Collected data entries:
******

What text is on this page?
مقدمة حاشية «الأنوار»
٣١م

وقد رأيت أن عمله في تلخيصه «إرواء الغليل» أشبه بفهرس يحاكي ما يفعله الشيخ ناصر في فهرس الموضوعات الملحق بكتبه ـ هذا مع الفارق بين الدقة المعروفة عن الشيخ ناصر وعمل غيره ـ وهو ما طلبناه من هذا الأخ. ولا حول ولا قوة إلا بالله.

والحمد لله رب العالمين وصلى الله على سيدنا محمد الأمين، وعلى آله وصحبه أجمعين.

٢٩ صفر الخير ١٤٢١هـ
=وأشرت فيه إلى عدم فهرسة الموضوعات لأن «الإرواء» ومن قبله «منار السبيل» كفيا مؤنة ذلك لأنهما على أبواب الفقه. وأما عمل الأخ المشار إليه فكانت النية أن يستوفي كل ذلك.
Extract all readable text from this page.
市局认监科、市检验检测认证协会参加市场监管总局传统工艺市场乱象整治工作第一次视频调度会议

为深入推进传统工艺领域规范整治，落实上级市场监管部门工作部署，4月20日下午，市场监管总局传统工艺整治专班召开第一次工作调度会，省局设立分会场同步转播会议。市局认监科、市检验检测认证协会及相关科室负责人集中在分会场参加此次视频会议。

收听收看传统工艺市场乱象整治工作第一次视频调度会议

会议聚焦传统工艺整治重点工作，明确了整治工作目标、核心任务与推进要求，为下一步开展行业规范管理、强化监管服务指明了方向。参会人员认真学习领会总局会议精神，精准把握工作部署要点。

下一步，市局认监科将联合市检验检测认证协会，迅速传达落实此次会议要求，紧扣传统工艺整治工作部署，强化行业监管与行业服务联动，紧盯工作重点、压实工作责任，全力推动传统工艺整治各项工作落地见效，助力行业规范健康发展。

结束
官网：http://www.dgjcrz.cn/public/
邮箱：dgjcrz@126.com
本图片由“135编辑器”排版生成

******

PROBLEM TO WORK ON: Using the listing above, return all lines where the word "text" occurs.

SOLUTION TO THIS PROBLEM:
What text is on this page?
Extract all readable text from this page.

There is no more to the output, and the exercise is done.